Records contained in a dataset:
>>>

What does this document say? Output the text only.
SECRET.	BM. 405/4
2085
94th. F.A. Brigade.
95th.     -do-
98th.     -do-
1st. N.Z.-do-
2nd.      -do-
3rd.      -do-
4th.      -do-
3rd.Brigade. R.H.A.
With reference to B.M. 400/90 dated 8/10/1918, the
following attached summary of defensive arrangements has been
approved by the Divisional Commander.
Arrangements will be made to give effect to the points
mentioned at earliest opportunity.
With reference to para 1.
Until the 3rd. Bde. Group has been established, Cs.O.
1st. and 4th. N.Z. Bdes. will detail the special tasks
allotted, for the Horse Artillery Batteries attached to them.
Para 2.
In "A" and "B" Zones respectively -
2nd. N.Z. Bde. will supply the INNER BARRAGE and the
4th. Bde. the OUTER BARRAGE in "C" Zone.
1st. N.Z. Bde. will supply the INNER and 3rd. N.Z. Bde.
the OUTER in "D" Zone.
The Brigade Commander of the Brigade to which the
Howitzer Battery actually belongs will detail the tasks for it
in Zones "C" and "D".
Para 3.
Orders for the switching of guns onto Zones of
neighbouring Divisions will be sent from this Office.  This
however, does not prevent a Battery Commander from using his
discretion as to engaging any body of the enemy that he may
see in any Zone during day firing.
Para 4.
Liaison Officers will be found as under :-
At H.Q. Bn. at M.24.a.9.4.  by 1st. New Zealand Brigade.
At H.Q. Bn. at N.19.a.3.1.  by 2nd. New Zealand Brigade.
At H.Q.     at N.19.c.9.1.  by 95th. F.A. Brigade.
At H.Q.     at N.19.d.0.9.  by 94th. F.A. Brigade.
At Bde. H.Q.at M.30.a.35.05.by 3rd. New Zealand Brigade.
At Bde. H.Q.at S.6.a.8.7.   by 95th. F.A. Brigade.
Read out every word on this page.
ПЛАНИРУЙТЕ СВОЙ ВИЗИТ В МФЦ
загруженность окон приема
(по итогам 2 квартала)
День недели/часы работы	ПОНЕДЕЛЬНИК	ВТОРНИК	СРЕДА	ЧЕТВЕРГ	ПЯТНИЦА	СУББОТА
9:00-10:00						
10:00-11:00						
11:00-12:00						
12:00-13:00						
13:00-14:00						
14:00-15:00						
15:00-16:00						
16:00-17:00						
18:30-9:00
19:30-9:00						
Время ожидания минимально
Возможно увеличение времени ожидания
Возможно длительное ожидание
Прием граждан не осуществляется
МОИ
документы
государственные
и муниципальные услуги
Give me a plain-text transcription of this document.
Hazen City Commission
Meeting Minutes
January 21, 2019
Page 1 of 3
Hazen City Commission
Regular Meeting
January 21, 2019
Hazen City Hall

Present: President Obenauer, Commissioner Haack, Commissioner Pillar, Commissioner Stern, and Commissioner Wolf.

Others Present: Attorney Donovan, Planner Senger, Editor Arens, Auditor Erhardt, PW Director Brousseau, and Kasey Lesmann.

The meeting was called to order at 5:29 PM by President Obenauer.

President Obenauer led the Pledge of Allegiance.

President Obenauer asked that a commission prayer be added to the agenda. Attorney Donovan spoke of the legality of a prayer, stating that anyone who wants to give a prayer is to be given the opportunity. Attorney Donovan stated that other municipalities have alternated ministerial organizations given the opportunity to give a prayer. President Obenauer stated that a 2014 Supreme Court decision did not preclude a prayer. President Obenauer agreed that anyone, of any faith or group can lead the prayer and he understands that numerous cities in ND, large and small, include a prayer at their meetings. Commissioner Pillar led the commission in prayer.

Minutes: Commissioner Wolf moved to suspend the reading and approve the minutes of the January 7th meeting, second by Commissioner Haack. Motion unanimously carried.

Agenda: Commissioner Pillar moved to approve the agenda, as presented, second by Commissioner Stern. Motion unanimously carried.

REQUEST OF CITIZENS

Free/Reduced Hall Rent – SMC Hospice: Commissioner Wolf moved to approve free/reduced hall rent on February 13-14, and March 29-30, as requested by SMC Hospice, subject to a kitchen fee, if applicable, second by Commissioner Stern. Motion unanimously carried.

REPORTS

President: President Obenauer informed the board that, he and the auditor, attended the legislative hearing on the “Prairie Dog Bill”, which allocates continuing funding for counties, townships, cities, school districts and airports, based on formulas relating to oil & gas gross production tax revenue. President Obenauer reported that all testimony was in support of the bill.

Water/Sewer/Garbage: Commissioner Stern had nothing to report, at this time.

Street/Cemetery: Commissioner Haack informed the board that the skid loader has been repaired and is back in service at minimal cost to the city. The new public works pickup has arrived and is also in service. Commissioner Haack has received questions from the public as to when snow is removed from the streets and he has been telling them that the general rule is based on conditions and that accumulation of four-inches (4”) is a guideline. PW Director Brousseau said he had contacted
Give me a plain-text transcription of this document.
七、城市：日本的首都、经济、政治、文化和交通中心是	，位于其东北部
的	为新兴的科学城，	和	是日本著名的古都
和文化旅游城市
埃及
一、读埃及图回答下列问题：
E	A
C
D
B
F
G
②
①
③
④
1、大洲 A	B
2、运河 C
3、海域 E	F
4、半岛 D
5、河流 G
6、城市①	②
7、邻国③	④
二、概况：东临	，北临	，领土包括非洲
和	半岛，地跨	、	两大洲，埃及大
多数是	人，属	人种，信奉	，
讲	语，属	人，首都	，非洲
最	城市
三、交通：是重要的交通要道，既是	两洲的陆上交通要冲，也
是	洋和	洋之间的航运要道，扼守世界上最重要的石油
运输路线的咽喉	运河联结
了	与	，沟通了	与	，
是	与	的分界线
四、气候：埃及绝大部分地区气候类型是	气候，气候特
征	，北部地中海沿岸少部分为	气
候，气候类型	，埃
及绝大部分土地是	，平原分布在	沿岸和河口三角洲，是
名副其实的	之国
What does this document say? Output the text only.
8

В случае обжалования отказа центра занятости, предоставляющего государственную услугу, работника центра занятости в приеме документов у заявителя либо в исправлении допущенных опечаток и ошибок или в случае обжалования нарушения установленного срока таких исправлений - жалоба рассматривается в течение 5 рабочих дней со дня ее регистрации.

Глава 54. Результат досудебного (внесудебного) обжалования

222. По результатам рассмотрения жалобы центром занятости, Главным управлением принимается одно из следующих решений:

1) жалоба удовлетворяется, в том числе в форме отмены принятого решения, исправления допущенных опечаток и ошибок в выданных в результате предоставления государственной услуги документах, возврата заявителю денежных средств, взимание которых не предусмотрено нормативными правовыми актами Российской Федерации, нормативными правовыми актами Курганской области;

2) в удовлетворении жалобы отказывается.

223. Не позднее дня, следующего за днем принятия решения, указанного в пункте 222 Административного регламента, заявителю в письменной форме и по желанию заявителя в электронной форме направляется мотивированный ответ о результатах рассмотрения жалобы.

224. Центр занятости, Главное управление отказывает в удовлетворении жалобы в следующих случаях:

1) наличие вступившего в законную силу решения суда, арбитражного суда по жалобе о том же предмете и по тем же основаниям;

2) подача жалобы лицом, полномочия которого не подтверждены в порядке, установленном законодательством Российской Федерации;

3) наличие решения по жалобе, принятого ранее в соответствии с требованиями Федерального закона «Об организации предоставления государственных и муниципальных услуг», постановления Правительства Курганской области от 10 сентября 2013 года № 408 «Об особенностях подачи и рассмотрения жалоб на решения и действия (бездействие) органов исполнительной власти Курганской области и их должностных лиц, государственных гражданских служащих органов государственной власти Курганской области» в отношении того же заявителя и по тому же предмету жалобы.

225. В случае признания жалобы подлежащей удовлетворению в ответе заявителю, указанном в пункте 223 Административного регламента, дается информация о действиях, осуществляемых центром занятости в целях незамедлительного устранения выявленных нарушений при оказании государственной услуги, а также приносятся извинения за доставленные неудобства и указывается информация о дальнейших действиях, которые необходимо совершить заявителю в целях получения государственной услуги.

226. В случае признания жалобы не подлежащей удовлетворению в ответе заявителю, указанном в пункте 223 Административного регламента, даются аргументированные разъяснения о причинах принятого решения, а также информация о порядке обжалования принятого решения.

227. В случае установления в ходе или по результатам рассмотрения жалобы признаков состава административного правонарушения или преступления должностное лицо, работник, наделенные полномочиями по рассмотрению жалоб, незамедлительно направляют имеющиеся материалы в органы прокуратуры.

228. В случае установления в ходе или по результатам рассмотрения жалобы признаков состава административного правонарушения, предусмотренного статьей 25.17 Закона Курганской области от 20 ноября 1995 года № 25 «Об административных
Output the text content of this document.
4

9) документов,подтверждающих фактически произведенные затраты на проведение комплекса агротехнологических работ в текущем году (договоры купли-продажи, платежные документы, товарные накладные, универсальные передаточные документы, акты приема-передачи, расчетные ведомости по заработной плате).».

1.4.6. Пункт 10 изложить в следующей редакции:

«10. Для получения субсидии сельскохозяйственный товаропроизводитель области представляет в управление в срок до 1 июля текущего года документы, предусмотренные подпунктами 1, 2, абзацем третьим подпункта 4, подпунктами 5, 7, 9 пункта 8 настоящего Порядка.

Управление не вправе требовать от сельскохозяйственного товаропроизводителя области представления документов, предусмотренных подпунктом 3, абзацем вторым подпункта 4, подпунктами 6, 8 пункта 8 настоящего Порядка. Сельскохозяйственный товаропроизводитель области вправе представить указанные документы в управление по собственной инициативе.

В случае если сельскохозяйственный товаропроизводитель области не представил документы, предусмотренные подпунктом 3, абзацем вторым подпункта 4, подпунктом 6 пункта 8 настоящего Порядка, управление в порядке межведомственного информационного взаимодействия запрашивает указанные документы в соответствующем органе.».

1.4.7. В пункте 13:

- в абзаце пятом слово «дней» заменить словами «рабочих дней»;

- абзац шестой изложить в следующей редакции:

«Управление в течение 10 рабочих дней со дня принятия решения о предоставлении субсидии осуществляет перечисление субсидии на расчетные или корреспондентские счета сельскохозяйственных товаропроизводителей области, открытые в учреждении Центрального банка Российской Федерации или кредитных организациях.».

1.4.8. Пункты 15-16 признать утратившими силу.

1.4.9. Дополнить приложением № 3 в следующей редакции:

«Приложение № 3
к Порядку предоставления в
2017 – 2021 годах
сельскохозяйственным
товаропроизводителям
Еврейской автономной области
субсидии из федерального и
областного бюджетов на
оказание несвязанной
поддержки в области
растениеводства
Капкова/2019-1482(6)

<<<

What is needed -> Go through the material above and copy each line that has the word "which".

Solution to this problem ->
The Brigade Commander of the Brigade to which the
President: President Obenauer informed the board that, he and the auditor, attended the legislative hearing on the “Prairie Dog Bill”, which allocates continuing funding for counties, townships, cities, school districts and airports, based on formulas relating to oil & gas gross production tax revenue. President Obenauer reported that all testimony was in support of the bill.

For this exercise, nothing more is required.